Requirements> Rewrite the stretch of the listing from the line containing "Detect and localize" through the line containing "table-row xyxy=(55,70,353,83)", replacing "ticket-number-cell" with "ticket-id-cell" and leaving everything else unchanged. Give only those lines.

________________________________________

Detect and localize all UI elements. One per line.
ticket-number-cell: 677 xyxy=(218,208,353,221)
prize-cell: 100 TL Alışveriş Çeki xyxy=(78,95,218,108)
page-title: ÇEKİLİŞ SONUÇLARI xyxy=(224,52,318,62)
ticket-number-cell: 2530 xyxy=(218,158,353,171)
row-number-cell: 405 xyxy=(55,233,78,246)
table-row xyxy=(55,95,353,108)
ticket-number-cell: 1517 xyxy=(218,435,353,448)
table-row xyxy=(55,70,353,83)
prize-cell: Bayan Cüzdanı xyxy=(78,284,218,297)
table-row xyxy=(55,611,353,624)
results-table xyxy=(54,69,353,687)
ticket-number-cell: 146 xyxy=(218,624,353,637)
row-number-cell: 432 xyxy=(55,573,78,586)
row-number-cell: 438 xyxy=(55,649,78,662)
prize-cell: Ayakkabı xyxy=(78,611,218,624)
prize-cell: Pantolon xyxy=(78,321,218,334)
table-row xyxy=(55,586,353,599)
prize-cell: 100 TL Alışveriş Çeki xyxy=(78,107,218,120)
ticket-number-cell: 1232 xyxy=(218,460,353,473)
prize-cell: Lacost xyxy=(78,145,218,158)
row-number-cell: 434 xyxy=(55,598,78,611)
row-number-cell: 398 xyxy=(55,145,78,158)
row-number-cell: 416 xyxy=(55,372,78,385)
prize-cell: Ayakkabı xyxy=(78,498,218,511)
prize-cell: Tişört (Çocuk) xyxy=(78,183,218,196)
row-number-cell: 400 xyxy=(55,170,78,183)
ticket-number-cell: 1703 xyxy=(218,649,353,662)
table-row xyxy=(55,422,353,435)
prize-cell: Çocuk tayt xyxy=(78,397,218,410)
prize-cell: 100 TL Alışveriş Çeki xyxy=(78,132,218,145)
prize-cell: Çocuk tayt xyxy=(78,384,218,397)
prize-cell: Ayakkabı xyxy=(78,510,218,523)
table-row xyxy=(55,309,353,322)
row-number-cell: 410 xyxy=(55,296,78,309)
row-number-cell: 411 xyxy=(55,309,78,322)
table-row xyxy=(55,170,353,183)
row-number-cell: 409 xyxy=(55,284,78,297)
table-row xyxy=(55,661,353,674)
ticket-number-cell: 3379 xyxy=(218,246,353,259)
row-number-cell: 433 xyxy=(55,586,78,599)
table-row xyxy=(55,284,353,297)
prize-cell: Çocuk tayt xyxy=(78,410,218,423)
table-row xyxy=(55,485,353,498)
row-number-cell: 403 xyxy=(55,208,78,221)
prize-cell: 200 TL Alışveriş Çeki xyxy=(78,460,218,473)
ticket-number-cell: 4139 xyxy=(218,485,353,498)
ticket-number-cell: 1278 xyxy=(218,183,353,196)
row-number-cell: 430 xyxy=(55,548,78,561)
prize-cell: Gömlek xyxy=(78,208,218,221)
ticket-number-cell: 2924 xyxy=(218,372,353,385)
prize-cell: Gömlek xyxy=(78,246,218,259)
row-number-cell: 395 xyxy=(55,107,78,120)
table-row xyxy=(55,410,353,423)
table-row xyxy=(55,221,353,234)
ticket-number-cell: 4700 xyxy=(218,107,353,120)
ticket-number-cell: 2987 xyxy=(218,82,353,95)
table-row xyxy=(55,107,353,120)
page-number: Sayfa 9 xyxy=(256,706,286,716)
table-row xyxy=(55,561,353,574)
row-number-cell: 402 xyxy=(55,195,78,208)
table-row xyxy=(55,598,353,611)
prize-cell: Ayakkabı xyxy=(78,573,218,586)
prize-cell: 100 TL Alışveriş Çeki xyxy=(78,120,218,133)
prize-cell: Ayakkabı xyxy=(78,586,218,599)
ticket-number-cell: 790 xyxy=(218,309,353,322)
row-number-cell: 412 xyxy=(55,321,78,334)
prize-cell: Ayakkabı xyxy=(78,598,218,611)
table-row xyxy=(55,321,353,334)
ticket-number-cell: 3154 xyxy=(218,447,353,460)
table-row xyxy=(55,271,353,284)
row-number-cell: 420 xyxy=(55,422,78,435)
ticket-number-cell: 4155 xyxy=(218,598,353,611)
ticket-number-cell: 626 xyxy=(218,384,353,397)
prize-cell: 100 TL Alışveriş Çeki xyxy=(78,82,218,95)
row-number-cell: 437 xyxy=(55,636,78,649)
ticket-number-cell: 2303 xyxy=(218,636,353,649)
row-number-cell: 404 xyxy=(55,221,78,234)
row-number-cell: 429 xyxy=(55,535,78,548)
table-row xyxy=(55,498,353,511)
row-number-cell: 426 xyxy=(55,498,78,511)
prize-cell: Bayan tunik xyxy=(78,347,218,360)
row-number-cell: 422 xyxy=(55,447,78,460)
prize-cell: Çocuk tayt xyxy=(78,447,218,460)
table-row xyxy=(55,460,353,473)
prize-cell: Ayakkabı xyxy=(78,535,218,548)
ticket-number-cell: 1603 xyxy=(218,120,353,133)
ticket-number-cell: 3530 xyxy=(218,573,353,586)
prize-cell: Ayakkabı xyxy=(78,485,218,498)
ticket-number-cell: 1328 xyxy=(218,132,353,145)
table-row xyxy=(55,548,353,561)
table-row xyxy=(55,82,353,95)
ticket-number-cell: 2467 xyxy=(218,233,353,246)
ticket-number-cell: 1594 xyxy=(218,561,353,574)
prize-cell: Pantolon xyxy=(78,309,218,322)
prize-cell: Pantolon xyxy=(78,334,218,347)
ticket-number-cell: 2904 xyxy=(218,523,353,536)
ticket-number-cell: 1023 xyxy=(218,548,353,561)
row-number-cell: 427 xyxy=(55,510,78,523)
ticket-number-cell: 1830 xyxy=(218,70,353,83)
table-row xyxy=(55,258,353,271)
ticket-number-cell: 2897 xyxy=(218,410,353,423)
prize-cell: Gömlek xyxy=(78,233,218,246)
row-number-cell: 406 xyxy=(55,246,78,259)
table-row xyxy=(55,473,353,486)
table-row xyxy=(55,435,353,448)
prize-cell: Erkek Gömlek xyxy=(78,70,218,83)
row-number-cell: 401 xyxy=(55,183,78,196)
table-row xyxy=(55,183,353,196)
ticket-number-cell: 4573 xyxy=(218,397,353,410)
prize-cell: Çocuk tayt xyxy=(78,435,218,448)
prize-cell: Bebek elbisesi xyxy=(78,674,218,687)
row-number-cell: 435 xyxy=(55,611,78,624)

________________________________________

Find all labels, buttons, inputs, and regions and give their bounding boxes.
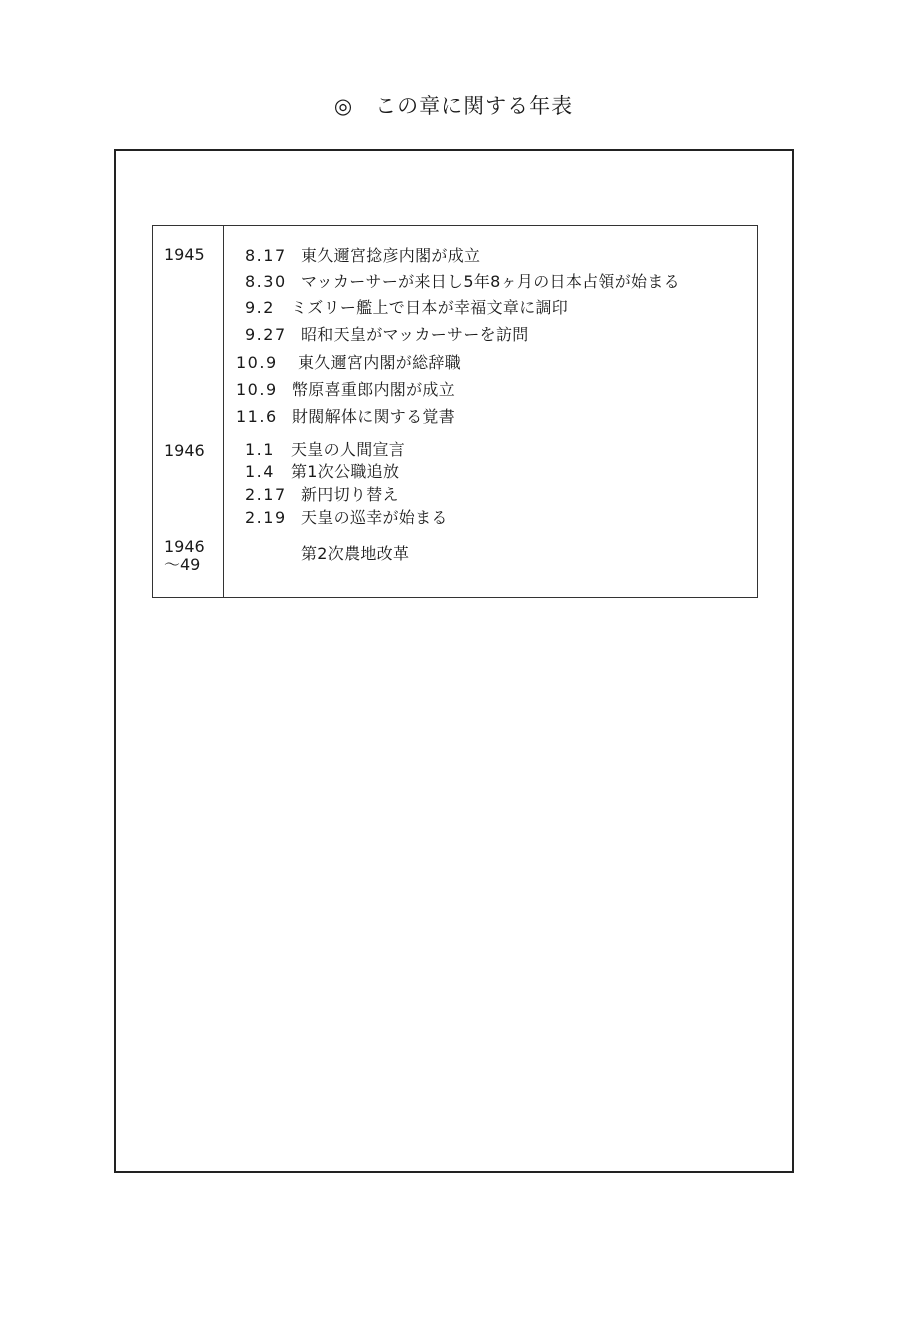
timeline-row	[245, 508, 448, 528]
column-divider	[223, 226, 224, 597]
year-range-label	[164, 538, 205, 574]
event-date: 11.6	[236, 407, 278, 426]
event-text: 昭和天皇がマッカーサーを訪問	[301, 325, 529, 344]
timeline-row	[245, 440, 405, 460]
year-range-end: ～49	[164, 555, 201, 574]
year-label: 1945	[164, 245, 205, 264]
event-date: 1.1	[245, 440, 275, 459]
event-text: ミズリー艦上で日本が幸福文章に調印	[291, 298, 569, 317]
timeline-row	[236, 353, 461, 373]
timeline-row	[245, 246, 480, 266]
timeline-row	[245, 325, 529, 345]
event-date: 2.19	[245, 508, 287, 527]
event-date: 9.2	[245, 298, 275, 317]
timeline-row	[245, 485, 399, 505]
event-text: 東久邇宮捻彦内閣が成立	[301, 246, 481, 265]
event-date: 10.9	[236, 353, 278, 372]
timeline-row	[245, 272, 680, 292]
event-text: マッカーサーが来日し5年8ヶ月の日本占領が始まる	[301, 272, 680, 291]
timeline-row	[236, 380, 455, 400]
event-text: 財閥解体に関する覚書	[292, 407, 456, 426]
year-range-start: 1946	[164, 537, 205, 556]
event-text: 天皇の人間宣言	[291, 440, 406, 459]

________________________________________

Final result>
Detect and localize all UI elements. One per line.
ticket-id-cell: 677 xyxy=(218,208,353,221)
prize-cell: 100 TL Alışveriş Çeki xyxy=(78,95,218,108)
page-title: ÇEKİLİŞ SONUÇLARI xyxy=(224,52,318,62)
ticket-id-cell: 2530 xyxy=(218,158,353,171)
row-number-cell: 405 xyxy=(55,233,78,246)
table-row xyxy=(55,95,353,108)
ticket-id-cell: 1517 xyxy=(218,435,353,448)
table-row xyxy=(55,70,353,83)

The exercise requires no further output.